◆ **SET TASK**: Find and copy lines holding "this".

◆ **PROVIDED MATERIAL**:
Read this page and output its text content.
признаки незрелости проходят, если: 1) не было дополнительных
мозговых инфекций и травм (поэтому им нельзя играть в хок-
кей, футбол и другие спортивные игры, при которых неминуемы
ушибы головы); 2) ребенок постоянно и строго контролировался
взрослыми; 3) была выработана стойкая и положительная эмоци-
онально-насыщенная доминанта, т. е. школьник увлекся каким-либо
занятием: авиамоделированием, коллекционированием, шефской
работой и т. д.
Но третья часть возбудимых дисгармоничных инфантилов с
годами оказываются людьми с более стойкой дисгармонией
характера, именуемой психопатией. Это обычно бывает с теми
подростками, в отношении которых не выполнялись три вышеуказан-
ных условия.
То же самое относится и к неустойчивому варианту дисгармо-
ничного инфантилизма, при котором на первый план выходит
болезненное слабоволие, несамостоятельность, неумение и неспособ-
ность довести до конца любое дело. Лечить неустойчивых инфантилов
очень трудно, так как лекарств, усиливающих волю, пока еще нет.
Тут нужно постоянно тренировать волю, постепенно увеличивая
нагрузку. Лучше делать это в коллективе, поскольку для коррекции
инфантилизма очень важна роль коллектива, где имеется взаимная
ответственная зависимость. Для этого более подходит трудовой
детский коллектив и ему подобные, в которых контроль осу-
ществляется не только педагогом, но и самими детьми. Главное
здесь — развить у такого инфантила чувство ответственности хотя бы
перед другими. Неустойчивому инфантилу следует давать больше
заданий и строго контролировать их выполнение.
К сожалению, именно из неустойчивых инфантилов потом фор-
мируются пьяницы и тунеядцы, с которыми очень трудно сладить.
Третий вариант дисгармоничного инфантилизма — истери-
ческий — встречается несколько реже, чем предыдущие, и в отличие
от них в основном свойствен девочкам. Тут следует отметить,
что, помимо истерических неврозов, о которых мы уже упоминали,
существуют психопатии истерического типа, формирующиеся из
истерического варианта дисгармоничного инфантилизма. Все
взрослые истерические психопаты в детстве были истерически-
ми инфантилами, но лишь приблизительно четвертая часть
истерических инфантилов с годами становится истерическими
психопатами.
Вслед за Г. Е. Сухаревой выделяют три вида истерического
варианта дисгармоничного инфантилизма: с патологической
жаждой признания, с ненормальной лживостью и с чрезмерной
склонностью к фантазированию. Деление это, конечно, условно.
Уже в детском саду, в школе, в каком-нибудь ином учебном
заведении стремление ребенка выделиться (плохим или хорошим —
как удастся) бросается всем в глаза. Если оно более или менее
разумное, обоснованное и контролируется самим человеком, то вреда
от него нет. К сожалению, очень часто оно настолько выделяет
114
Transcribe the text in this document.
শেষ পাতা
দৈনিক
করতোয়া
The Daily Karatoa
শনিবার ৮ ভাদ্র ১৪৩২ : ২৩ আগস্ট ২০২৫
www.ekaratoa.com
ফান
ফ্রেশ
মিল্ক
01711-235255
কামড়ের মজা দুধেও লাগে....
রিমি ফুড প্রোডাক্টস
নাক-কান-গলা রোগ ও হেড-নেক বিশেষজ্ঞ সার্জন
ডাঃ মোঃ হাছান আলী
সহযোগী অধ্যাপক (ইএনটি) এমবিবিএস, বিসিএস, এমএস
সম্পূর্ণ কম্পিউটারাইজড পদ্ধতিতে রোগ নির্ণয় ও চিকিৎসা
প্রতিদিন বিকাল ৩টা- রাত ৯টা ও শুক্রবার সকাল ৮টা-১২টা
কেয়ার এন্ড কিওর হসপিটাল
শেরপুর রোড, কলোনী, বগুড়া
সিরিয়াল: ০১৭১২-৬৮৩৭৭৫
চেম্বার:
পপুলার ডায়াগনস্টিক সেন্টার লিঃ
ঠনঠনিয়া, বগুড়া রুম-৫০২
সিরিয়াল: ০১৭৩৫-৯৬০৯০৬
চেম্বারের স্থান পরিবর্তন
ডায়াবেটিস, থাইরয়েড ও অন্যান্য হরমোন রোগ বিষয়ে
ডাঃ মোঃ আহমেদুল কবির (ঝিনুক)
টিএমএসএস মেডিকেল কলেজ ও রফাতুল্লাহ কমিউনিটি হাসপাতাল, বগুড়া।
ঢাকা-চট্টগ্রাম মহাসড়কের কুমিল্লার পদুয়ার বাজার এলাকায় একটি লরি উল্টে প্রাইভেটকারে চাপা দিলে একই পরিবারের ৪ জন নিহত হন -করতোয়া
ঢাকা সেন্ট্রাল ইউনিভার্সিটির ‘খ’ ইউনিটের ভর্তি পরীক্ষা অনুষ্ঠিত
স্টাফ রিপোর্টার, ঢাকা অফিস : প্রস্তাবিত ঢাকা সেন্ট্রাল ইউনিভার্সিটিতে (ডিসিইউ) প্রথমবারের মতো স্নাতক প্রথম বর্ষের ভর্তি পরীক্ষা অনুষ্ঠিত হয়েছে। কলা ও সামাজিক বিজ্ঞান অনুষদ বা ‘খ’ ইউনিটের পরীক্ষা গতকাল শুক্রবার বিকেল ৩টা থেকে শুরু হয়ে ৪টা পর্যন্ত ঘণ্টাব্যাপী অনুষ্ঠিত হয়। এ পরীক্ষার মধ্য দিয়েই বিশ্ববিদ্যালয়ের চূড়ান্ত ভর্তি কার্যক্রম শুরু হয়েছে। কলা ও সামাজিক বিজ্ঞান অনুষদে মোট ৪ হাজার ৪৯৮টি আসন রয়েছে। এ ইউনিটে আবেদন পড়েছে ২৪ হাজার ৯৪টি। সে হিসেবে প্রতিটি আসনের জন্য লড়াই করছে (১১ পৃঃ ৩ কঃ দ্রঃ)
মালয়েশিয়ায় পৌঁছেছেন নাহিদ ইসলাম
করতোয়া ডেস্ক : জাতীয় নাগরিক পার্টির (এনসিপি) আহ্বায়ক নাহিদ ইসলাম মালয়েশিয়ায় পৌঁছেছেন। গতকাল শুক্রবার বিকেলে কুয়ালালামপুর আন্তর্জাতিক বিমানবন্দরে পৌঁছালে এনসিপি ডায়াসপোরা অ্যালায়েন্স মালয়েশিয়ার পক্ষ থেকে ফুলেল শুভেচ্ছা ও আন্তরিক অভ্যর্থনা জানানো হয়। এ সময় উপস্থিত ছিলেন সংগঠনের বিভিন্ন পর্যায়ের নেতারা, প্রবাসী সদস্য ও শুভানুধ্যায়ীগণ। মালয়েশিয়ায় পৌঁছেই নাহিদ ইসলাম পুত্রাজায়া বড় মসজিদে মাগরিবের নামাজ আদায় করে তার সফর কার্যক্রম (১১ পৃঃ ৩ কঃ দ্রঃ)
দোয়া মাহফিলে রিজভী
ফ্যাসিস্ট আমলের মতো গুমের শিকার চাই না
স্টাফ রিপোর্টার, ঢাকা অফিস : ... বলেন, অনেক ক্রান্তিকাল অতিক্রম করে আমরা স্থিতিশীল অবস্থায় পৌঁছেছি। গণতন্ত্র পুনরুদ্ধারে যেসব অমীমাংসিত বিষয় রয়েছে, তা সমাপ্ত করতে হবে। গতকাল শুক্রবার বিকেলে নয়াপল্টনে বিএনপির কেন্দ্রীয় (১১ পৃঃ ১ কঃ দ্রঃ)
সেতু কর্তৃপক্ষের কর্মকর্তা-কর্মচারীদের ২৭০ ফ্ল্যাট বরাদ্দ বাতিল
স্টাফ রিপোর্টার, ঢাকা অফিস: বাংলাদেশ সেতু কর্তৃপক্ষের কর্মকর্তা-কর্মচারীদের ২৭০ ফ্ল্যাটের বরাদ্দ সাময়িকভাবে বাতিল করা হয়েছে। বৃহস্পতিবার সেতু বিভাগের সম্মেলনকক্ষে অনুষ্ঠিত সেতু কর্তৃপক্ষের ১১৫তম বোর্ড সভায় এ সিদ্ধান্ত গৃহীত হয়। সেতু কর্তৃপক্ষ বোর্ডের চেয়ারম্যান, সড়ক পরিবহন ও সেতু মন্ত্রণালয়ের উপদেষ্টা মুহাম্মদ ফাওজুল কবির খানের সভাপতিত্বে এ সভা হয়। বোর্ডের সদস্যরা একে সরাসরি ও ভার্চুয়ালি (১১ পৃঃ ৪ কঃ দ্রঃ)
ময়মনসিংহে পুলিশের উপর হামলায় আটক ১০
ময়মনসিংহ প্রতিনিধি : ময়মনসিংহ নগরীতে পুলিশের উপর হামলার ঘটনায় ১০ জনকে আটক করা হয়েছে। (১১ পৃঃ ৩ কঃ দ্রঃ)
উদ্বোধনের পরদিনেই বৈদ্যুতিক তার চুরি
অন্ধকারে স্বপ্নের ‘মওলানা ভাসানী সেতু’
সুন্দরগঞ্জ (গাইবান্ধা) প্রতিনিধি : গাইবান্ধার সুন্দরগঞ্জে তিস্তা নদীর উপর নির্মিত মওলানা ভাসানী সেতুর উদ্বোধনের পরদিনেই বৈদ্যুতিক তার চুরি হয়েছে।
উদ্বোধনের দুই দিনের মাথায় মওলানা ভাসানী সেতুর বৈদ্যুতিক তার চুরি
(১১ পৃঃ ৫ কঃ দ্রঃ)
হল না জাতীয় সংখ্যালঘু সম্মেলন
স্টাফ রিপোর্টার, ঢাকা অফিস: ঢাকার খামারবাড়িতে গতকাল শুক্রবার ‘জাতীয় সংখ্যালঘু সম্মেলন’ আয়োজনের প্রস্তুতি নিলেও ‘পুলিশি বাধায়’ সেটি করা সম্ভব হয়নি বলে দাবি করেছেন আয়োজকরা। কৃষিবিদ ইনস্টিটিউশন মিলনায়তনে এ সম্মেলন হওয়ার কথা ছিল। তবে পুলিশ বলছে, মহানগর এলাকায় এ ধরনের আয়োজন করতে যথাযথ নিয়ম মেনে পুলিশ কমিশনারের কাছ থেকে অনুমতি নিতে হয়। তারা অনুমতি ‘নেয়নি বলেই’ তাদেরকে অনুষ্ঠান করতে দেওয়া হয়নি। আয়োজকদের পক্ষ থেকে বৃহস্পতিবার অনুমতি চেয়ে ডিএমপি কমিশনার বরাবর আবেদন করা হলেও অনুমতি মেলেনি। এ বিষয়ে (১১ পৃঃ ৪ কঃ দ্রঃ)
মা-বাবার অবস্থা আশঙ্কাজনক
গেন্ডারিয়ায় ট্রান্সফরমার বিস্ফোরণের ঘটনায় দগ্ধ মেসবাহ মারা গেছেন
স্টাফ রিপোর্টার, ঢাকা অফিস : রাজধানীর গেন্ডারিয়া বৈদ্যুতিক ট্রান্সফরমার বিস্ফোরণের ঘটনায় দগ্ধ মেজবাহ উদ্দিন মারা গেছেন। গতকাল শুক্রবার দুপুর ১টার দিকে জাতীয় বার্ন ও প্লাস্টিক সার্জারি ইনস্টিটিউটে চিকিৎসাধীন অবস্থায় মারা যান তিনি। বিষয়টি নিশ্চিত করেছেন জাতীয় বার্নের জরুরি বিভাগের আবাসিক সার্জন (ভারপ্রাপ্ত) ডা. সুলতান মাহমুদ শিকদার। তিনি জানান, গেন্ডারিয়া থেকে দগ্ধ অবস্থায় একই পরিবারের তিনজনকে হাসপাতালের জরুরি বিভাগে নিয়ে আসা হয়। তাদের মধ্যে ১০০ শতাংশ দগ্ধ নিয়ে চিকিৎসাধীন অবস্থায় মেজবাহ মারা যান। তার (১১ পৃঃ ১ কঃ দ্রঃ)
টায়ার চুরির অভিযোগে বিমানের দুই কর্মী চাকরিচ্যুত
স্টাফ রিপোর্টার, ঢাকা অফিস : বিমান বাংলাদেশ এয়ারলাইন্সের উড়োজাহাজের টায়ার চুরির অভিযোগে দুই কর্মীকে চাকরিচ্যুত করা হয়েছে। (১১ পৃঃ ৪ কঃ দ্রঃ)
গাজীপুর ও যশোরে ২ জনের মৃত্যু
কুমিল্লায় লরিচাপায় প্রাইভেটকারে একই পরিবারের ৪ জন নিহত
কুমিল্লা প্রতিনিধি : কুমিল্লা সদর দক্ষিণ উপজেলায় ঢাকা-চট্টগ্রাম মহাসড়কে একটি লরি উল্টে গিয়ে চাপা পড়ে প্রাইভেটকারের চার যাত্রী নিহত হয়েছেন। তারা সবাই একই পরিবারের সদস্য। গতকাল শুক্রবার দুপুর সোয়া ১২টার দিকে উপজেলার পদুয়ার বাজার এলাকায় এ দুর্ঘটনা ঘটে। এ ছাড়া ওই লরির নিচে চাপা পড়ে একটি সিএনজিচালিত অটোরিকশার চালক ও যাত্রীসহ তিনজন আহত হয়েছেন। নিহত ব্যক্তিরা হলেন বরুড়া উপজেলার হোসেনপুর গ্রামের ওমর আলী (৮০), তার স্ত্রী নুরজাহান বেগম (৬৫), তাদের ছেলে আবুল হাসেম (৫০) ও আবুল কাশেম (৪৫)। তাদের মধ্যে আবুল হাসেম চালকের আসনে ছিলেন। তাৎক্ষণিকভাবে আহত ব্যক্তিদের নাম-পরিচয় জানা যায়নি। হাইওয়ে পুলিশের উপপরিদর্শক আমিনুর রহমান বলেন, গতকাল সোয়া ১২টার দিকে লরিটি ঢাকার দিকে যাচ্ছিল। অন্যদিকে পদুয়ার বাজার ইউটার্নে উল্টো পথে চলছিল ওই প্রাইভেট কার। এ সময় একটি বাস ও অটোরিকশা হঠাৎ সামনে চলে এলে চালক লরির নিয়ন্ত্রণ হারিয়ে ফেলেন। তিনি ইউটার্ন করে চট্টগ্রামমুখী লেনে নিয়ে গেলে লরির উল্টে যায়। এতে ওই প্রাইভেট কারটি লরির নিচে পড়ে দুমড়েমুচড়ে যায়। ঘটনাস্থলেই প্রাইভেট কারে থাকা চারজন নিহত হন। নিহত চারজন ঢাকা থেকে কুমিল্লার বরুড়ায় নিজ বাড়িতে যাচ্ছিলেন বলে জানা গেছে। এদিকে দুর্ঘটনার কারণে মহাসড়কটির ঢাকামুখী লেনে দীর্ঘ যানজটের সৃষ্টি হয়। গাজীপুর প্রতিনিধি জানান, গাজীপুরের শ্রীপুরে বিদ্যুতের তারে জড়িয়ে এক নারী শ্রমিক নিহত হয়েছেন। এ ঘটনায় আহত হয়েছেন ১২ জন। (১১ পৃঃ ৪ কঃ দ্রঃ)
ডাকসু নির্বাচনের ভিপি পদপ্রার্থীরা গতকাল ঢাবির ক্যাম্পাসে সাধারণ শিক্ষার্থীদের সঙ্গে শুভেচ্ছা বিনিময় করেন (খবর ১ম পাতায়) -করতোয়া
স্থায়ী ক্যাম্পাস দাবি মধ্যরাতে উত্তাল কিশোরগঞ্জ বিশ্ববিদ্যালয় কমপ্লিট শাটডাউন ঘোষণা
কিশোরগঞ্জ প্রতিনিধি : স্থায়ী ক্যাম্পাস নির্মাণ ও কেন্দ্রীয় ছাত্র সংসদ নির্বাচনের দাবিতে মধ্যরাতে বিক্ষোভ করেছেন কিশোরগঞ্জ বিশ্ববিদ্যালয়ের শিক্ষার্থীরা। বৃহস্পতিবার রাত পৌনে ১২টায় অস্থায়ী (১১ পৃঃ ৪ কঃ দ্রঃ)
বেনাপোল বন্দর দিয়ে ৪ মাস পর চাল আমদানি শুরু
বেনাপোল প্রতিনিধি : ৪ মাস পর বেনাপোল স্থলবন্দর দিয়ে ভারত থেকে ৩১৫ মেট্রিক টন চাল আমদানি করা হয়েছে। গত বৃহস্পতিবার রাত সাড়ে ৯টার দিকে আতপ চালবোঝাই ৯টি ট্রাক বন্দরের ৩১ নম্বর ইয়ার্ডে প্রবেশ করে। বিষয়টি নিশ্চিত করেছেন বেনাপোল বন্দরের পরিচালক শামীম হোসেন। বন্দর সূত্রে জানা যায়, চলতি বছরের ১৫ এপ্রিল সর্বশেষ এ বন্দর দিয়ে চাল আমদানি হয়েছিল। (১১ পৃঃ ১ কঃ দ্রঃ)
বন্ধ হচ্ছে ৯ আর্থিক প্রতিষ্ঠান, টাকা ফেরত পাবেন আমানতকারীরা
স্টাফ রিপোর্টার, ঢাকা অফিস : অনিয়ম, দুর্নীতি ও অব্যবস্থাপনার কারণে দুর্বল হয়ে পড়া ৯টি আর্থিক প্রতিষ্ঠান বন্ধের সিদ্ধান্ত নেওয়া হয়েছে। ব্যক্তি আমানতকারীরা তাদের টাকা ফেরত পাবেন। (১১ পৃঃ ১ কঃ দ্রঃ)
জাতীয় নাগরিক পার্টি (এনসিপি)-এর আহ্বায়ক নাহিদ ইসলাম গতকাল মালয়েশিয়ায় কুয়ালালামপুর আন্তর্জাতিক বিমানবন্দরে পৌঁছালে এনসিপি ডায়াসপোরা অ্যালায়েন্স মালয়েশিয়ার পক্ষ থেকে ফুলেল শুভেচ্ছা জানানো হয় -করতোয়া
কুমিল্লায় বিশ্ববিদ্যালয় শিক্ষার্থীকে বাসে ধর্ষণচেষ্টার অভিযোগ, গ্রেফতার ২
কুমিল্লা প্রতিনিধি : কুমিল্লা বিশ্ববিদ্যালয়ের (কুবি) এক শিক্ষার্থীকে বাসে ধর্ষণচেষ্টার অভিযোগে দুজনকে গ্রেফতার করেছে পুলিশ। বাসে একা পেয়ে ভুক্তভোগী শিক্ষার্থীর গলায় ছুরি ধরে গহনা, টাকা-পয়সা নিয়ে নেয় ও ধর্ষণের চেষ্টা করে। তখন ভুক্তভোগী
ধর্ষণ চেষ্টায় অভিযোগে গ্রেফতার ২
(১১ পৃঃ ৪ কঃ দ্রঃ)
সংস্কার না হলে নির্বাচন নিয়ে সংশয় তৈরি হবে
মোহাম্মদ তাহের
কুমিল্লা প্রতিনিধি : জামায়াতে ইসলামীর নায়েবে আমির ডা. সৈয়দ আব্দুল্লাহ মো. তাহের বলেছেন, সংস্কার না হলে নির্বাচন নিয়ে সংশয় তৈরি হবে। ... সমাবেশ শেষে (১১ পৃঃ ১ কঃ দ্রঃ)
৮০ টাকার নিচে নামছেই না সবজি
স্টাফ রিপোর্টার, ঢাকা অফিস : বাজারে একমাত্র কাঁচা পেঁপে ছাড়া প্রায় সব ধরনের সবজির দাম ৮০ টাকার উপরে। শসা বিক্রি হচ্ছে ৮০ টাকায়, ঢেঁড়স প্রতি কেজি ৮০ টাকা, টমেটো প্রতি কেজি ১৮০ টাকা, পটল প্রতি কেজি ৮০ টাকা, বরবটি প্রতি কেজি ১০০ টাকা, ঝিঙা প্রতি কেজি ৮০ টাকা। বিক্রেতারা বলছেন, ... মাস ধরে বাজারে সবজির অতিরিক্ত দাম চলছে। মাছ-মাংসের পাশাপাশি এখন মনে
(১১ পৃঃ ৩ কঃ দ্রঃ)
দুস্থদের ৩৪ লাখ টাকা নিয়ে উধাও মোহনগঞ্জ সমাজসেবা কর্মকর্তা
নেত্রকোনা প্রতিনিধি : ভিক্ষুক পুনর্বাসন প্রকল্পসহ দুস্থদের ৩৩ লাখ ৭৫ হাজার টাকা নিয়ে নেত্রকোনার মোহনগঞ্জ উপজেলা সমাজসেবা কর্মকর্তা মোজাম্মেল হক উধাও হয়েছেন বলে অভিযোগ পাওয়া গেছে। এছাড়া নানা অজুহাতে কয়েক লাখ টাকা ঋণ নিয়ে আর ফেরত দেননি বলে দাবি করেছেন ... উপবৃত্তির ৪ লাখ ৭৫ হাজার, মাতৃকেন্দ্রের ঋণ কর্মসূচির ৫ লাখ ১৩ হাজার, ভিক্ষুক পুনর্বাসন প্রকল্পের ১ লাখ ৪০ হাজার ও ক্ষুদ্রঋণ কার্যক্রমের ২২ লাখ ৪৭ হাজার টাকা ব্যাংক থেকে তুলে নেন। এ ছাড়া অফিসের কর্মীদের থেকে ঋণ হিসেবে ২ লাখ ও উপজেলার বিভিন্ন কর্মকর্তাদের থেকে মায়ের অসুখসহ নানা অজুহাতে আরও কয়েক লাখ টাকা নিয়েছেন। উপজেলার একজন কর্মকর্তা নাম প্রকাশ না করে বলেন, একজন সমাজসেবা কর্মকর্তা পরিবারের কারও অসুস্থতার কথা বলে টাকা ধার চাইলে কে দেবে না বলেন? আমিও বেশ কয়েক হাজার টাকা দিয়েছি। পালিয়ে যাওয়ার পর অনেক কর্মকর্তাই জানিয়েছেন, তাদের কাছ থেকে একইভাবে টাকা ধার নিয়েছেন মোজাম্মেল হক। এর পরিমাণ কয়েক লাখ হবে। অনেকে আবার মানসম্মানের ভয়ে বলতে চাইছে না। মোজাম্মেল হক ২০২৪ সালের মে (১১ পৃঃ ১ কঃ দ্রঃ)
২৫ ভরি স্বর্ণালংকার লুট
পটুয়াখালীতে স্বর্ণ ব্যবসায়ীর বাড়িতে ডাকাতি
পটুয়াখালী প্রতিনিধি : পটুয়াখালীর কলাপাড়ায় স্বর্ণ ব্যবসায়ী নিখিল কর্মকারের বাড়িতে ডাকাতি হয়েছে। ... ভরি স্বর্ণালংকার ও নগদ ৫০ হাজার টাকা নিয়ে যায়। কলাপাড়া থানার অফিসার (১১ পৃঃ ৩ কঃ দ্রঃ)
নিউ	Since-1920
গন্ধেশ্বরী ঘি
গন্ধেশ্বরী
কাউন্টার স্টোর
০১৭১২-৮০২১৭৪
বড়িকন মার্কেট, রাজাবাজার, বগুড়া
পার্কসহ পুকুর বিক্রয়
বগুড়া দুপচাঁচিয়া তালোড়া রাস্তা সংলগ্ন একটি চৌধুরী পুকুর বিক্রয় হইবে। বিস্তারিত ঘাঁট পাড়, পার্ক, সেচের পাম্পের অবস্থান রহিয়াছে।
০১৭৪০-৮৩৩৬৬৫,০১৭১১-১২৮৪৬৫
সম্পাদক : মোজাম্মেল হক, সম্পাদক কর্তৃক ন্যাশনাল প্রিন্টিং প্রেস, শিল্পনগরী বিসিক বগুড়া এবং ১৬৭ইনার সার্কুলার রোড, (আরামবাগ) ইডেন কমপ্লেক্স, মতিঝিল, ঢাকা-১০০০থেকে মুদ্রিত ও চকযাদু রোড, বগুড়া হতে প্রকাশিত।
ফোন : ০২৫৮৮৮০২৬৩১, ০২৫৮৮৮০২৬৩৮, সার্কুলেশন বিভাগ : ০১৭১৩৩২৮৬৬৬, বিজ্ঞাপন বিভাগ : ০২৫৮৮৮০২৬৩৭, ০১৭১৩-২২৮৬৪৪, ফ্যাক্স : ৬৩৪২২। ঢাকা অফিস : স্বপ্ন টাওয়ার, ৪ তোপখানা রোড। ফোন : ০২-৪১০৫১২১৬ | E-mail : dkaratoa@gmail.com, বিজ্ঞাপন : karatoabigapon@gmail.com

◆ **THE RESPONSE**:
Read this page and output its text content.
Transcribe the text in this document.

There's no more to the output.